Exercise prompt:
Can you copy out, word for word, the lines of the items below, starting at the line containing "print-options-button[interactable]: Параметры печати..." and ending at the line containing "page-layout-list: Норм. размер", both included?

Provided entries:
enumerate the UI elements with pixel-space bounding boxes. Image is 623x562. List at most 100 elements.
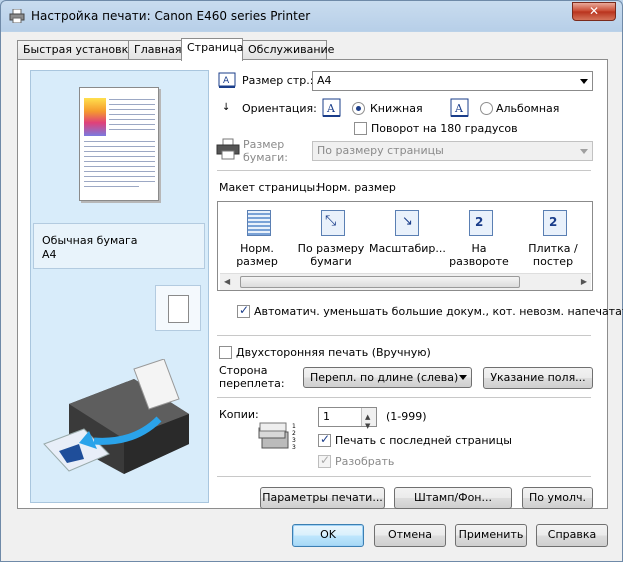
print-options-button[interactable]: Параметры печати... bbox=[260, 487, 385, 509]
copies-stepper[interactable]: ▲ ▼ bbox=[361, 408, 376, 430]
rotate-180-label: Поворот на 180 градусов bbox=[371, 122, 518, 135]
page-layout-list: Норм. размер ⤡ По размеру бумаги ↘ Масшт… bbox=[217, 201, 593, 291]
scroll-left-icon[interactable]: ◀ bbox=[224, 277, 230, 286]
binding-label-line1: Сторона bbox=[219, 364, 268, 377]
auto-reduce-checkbox[interactable] bbox=[237, 303, 250, 318]
cancel-button[interactable]: Отмена bbox=[374, 524, 446, 547]
binding-label-line2: переплета: bbox=[219, 377, 285, 390]
paper-size-label-line2: бумаги: bbox=[243, 151, 288, 164]
stamp-background-button[interactable]: Штамп/Фон... bbox=[394, 487, 512, 509]
layout-item-label: Плитка / bbox=[528, 242, 578, 255]
layout-item-tiling-poster[interactable]: 2 Плитка / постер bbox=[517, 206, 589, 270]
window-title: Настройка печати: Canon E460 series Prin… bbox=[31, 9, 311, 23]
collate-label: Разобрать bbox=[335, 455, 395, 468]
duplex-checkbox[interactable] bbox=[219, 346, 232, 359]
preview-line bbox=[109, 104, 155, 105]
defaults-button[interactable]: По умолч. bbox=[522, 487, 593, 509]
preview-line bbox=[84, 171, 155, 172]
copies-label: Копии: bbox=[219, 408, 259, 421]
layout-item-label: Масштабир... bbox=[369, 242, 446, 255]
title-bar: Настройка печати: Canon E460 series Prin… bbox=[1, 1, 622, 31]
divider bbox=[217, 335, 591, 336]
preview-image bbox=[84, 98, 106, 136]
tab-main[interactable]: Главная bbox=[128, 40, 184, 60]
landscape-radio[interactable] bbox=[480, 102, 493, 115]
rotate-180-checkbox[interactable] bbox=[354, 122, 367, 135]
layout-item-page-layout[interactable]: 2 На развороте bbox=[443, 206, 515, 270]
media-type-text: Обычная бумага bbox=[42, 234, 138, 247]
preview-line bbox=[109, 124, 155, 125]
svg-text:A: A bbox=[223, 76, 230, 86]
svg-text:A: A bbox=[326, 102, 336, 115]
paper-size-select[interactable]: По размеру страницы bbox=[312, 141, 593, 161]
chevron-down-icon bbox=[459, 375, 467, 380]
landscape-icon: A bbox=[450, 98, 469, 117]
reverse-order-checkbox[interactable] bbox=[318, 432, 331, 447]
printer-icon bbox=[9, 9, 25, 23]
layout-item-fit-to-paper[interactable]: ⤡ По размеру бумаги bbox=[295, 206, 367, 270]
preview-line bbox=[109, 119, 155, 120]
ok-button[interactable]: OK bbox=[292, 524, 364, 547]
layout-item-scaled[interactable]: ↘ Масштабир... bbox=[369, 206, 446, 270]
spin-down-icon[interactable]: ▼ bbox=[365, 417, 370, 435]
preview-line bbox=[109, 129, 155, 130]
landscape-label: Альбомная bbox=[496, 102, 560, 115]
binding-side-value: Перепл. по длине (слева) bbox=[310, 371, 459, 384]
tab-quick-setup[interactable]: Быстрая установка bbox=[17, 40, 135, 60]
svg-text:A: A bbox=[454, 102, 464, 115]
page-size-label: Размер стр.: bbox=[242, 74, 314, 87]
preview-line bbox=[84, 141, 155, 142]
preview-line bbox=[84, 151, 155, 152]
page-layout-label: Макет страницы: bbox=[219, 181, 319, 194]
collate-checkbox[interactable] bbox=[318, 453, 331, 468]
preview-line bbox=[84, 146, 155, 147]
chevron-down-icon bbox=[580, 149, 588, 154]
page-size-select[interactable]: A4 bbox=[312, 71, 593, 91]
paper-orientation-preview bbox=[155, 285, 201, 331]
layout-item-label: Норм. bbox=[240, 242, 274, 255]
svg-text:3: 3 bbox=[292, 437, 296, 444]
preview-line bbox=[84, 181, 155, 182]
duplex-label: Двухсторонняя печать (Вручную) bbox=[236, 346, 431, 359]
layout-item-label: размер bbox=[236, 255, 278, 268]
layout-item-label: По размеру bbox=[297, 242, 365, 255]
page-size-icon: A bbox=[218, 72, 236, 88]
printer-illustration-icon bbox=[43, 359, 189, 474]
preview-line bbox=[109, 99, 155, 100]
tab-page-setup[interactable]: Страница bbox=[181, 38, 243, 61]
arrow-down-icon: ↓ bbox=[222, 102, 231, 113]
page-preview bbox=[79, 87, 159, 201]
divider bbox=[217, 476, 591, 477]
svg-text:2: 2 bbox=[292, 430, 296, 437]
media-info: Обычная бумага A4 bbox=[33, 223, 205, 269]
preview-line bbox=[109, 114, 155, 115]
specify-margin-button[interactable]: Указание поля... bbox=[483, 367, 593, 389]
portrait-radio[interactable] bbox=[352, 102, 365, 115]
mini-sheet bbox=[168, 295, 189, 323]
binding-side-select[interactable]: Перепл. по длине (слева) bbox=[303, 367, 472, 388]
orientation-label: Ориентация: bbox=[242, 102, 317, 115]
chevron-down-icon bbox=[580, 79, 588, 84]
scroll-right-icon[interactable]: ▶ bbox=[581, 277, 587, 286]
layout-item-normal-size[interactable]: Норм. размер bbox=[221, 206, 293, 270]
tiling-poster-icon: 2 bbox=[543, 210, 567, 236]
help-button[interactable]: Справка bbox=[536, 524, 608, 547]
portrait-icon: A bbox=[322, 98, 341, 117]
fit-to-paper-icon: ⤡ bbox=[321, 210, 345, 236]
page-layout-icon: 2 bbox=[469, 210, 493, 236]
portrait-label: Книжная bbox=[370, 102, 423, 115]
media-size-text: A4 bbox=[42, 248, 57, 261]
copies-input[interactable]: 1 ▲ ▼ bbox=[318, 407, 377, 430]
layout-item-label: постер bbox=[532, 255, 574, 268]
preview-line bbox=[84, 176, 155, 177]
copies-stack-icon: 1 2 3 3 bbox=[258, 422, 296, 451]
layout-horizontal-scrollbar[interactable]: ◀ ▶ bbox=[220, 273, 591, 290]
normal-size-icon bbox=[247, 210, 271, 236]
svg-text:1: 1 bbox=[292, 423, 296, 430]
copies-range: (1-999) bbox=[386, 410, 427, 423]
apply-button[interactable]: Применить bbox=[455, 524, 527, 547]
scroll-thumb[interactable] bbox=[240, 276, 520, 288]
copies-value: 1 bbox=[323, 410, 330, 423]
tab-maintenance[interactable]: Обслуживание bbox=[242, 40, 334, 60]
close-button[interactable]: ✕ bbox=[572, 2, 616, 21]
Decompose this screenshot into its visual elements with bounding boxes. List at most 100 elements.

The response:
print-options-button[interactable]: Параметры печати... bbox=[260, 487, 385, 509]
copies-stepper[interactable]: ▲ ▼ bbox=[361, 408, 376, 430]
rotate-180-label: Поворот на 180 градусов bbox=[371, 122, 518, 135]
page-layout-list: Норм. размер ⤡ По размеру бумаги ↘ Масшт… bbox=[217, 201, 593, 291]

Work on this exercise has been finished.